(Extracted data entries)
--- START ---

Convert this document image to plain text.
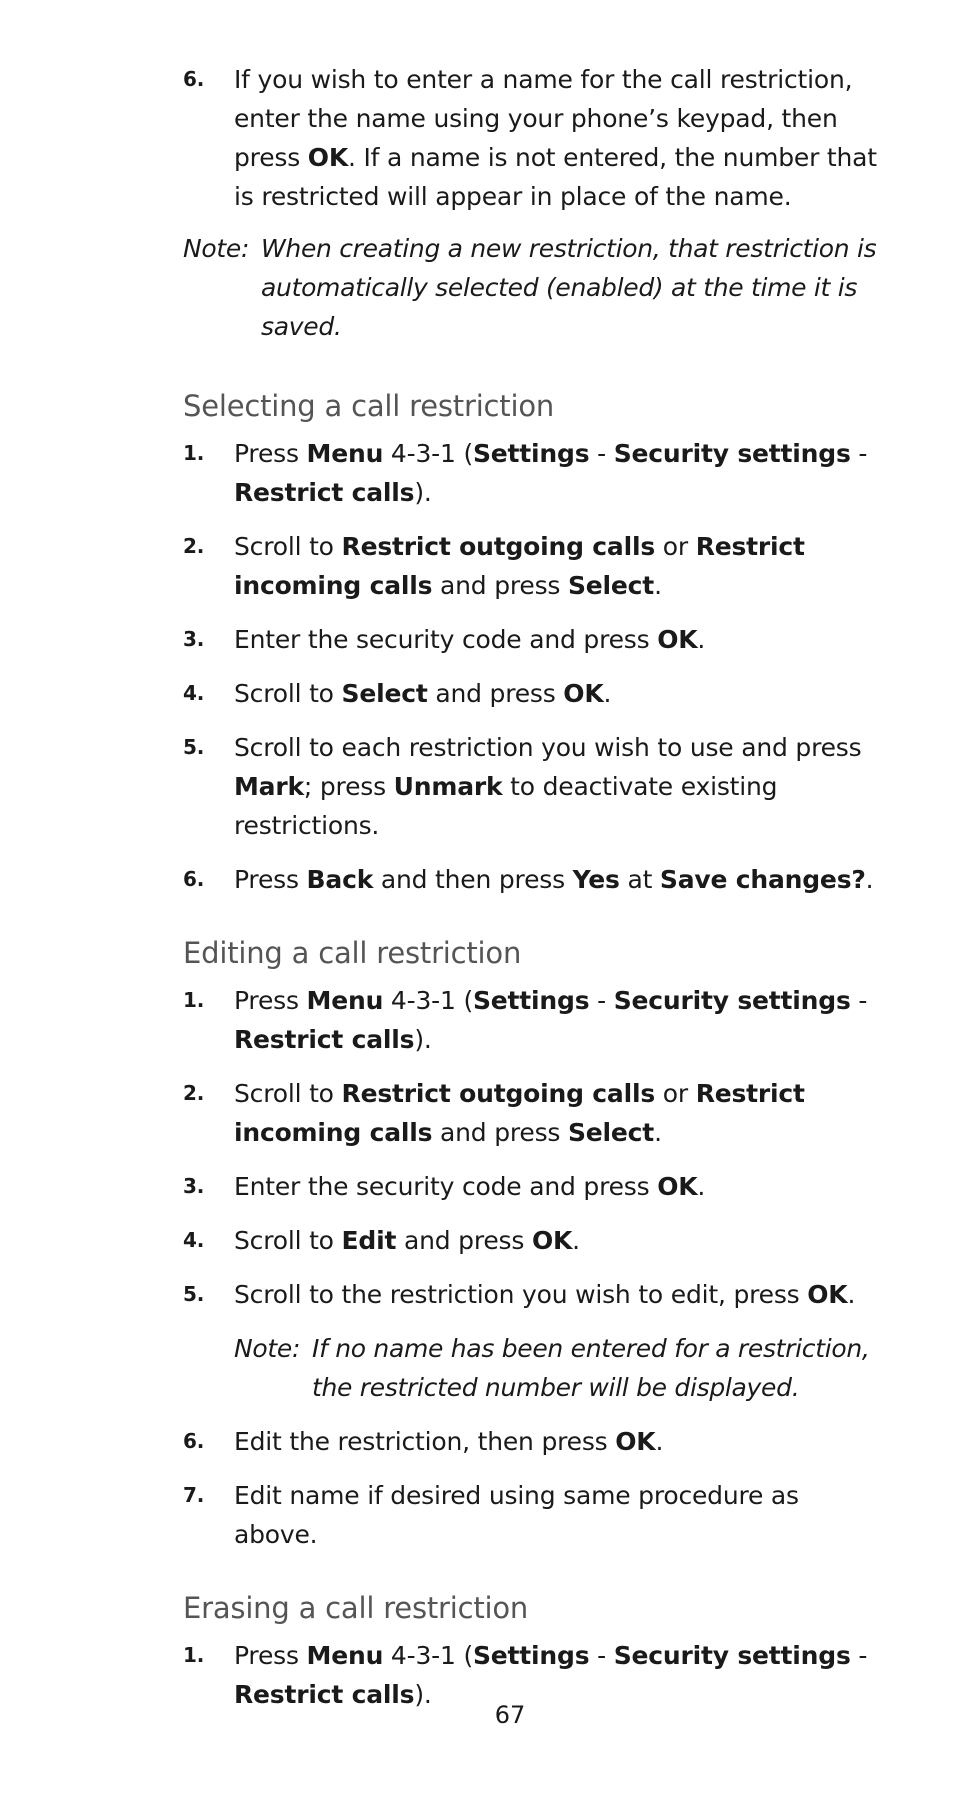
6.	If you wish to enter a name for the call restriction, enter the name using your phone’s keypad, then press OK. If a name is not entered, the number that is restricted will appear in place of the name.
Note: When creating a new restriction, that restriction is automatically selected (enabled) at the time it is saved.
Selecting a call restriction
1.	Press Menu 4-3-1 (Settings - Security settings - Restrict calls).
2.	Scroll to Restrict outgoing calls or Restrict incoming calls and press Select.
3.	Enter the security code and press OK.
4.	Scroll to Select and press OK.
5.	Scroll to each restriction you wish to use and press Mark; press Unmark to deactivate existing restrictions.
6.	Press Back and then press Yes at Save changes?.
Editing a call restriction
1.	Press Menu 4-3-1 (Settings - Security settings - Restrict calls).
2.	Scroll to Restrict outgoing calls or Restrict incoming calls and press Select.
3.	Enter the security code and press OK.
4.	Scroll to Edit and press OK.
5.	Scroll to the restriction you wish to edit, press OK.
Note: If no name has been entered for a restriction, the restricted number will be displayed.
6.	Edit the restriction, then press OK.
7.	Edit name if desired using same procedure as above.
Erasing a call restriction
1.	Press Menu 4-3-1 (Settings - Security settings - Restrict calls).
67
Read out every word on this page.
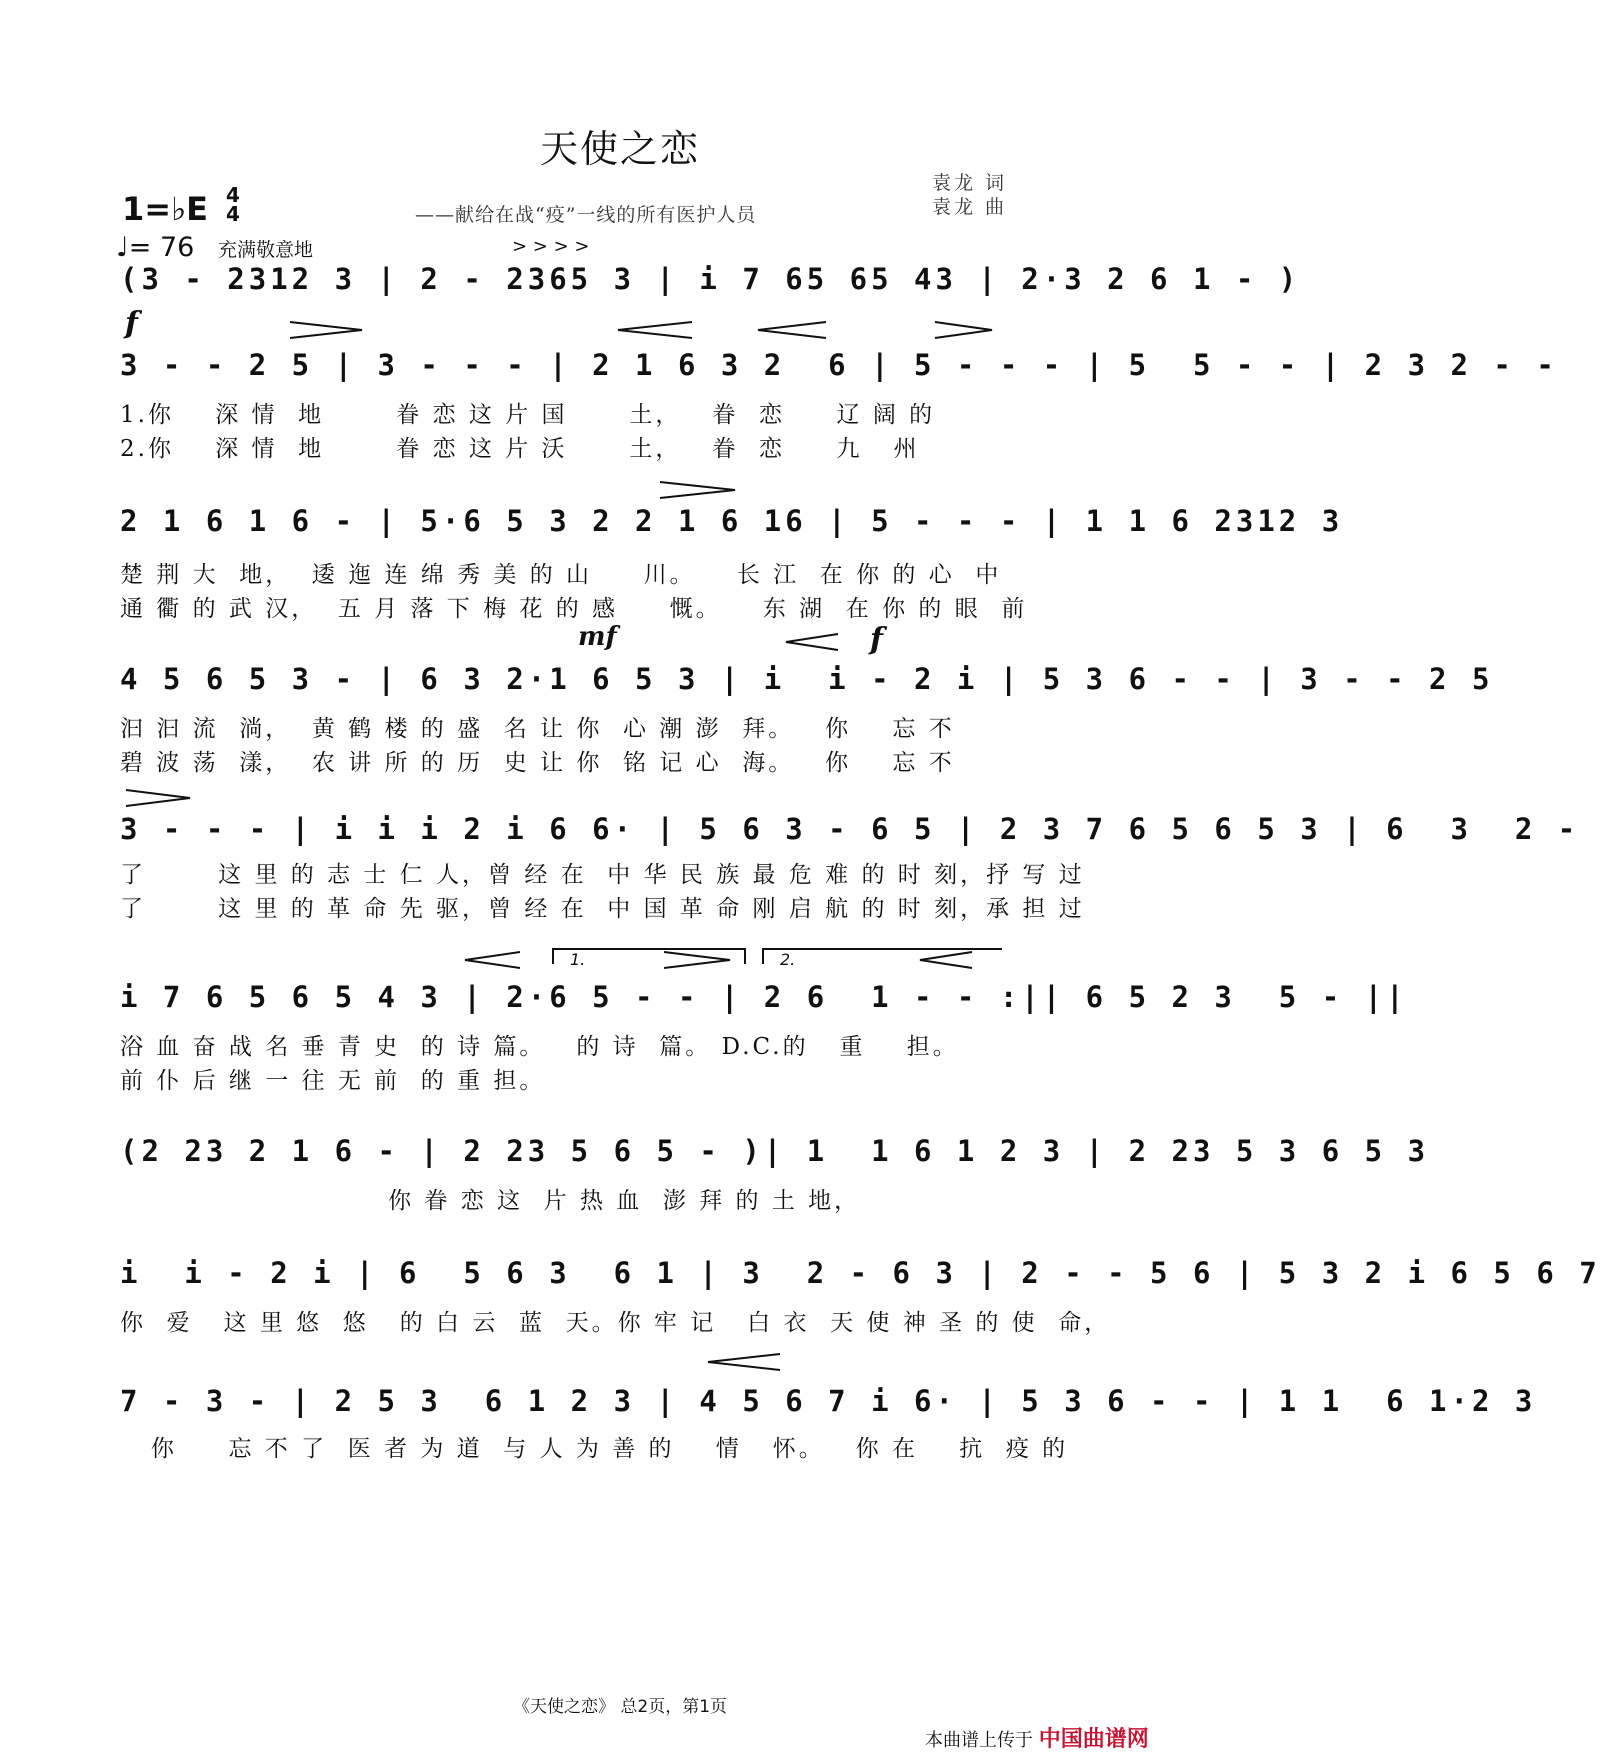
天使之恋
——献给在战“疫”一线的所有医护人员
袁龙 词
袁龙 曲
1=♭E 4
4
♩= 76 充满敬意地
(3 - 2312 3 | 2 - 2365 3 | i 7 65 65 43 | 2·3 2 6 1 - )
> > > >
f
3 - - 2 5 | 3 - - - | 2 1 6 3 2  6 | 5 - - - | 5  5 - - | 2 3 2 - -
1.你    深 情  地       眷 恋 这 片 国      土，   眷  恋     辽 阔 的
2.你    深 情  地       眷 恋 这 片 沃      土，   眷  恋     九   州
2 1 6 1 6 - | 5·6 5 3 2 2 1 6 16 | 5 - - - | 1 1 6 2312 3
楚 荆 大  地，  逶 迤 连 绵 秀 美 的 山     川。    长 江  在 你 的 心  中
通 衢 的 武 汉，  五 月 落 下 梅 花 的 感     慨。    东 湖  在 你 的 眼  前
mf	f
4 5 6 5 3 - | 6 3 2·1 6 5 3 | i  i - 2 i | 5 3 6 - - | 3 - - 2 5
汩 汩 流  淌，  黄 鹤 楼 的 盛  名 让 你  心 潮 澎  拜。   你    忘 不
碧 波 荡  漾，  农 讲 所 的 历  史 让 你  铭 记 心  海。   你    忘 不
3 - - - | i i i 2 i 6 6· | 5 6 3 - 6 5 | 2 3 7 6 5 6 5 3 | 6  3  2 -
了       这 里 的 志 士 仁 人，曾 经 在  中 华 民 族 最 危 难 的 时 刻，抒 写 过
了       这 里 的 革 命 先 驱，曾 经 在  中 国 革 命 刚 启 航 的 时 刻，承 担 过
1.	2.
i 7 6 5 6 5 4 3 | 2·6 5 - - | 2 6  1 - - :|| 6 5 2 3  5 - ||
浴 血 奋 战 名 垂 青 史  的 诗 篇。   的 诗  篇。 D.C.的   重    担。
前 仆 后 继 一 往 无 前  的 重 担。
(2 23 2 1 6 - | 2 23 5 6 5 - )| 1  1 6 1 2 3 | 2 23 5 3 6 5 3
你 眷 恋 这  片 热 血  澎 拜 的 土 地，
i  i - 2 i | 6  5 6 3  6 1 | 3  2 - 6 3 | 2 - - 5 6 | 5 3 2 i 6 5 6 7
你  爱   这 里 悠  悠   的 白 云  蓝  天。你 牢 记   白 衣  天 使 神 圣 的 使  命，
7 - 3 - | 2 5 3  6 1 2 3 | 4 5 6 7 i 6· | 5 3 6 - - | 1 1  6 1·2 3
你     忘 不 了  医 者 为 道  与 人 为 善 的    情   怀。   你 在    抗  疫 的
《天使之恋》 总2页，第1页
本曲谱上传于 中国曲谱网
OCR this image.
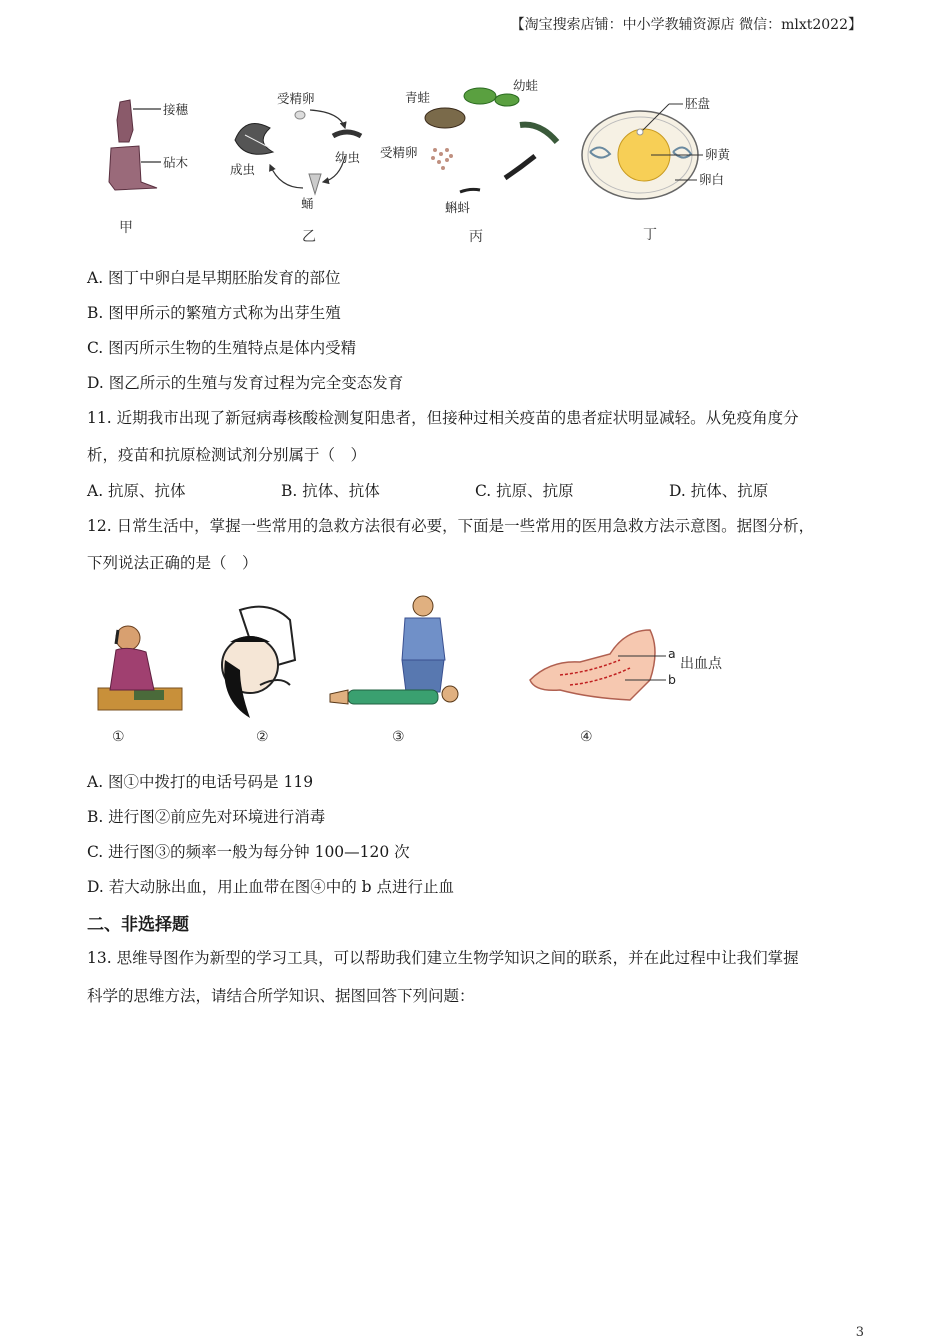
【淘宝搜索店铺：中小学教辅资源店 微信：mlxt2022】
接穗
砧木
受精卵
幼虫
蛹
成虫
青蛙
幼蛙
受精卵
蝌蚪
胚盘
卵黄
卵白
甲
乙	丙	丁
A. 图丁中卵白是早期胚胎发育的部位
B. 图甲所示的繁殖方式称为出芽生殖
C. 图丙所示生物的生殖特点是体内受精
D. 图乙所示的生殖与发育过程为完全变态发育
11. 近期我市出现了新冠病毒核酸检测复阳患者，但接种过相关疫苗的患者症状明显减轻。从免疫角度分
析，疫苗和抗原检测试剂分别属于（　）
A. 抗原、抗体	B. 抗体、抗体	C. 抗原、抗原	D. 抗体、抗原
12. 日常生活中，掌握一些常用的急救方法很有必要，下面是一些常用的医用急救方法示意图。据图分析，
下列说法正确的是（　）
a
b
出血点
①	②	③	④
A. 图①中拨打的电话号码是 119
B. 进行图②前应先对环境进行消毒
C. 进行图③的频率一般为每分钟 100—120 次
D. 若大动脉出血，用止血带在图④中的 b 点进行止血
二、非选择题
13. 思维导图作为新型的学习工具，可以帮助我们建立生物学知识之间的联系，并在此过程中让我们掌握
科学的思维方法，请结合所学知识、据图回答下列问题：
3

--- END ---

Among the entries above, identify all lines with "entered" and copy them.

6.	If you wish to enter a name for the call restriction, enter the name using your phone’s keypad, then press OK. If a name is not entered, the number that is restricted will appear in place of the name.
Note: If no name has been entered for a restriction, the restricted number will be displayed.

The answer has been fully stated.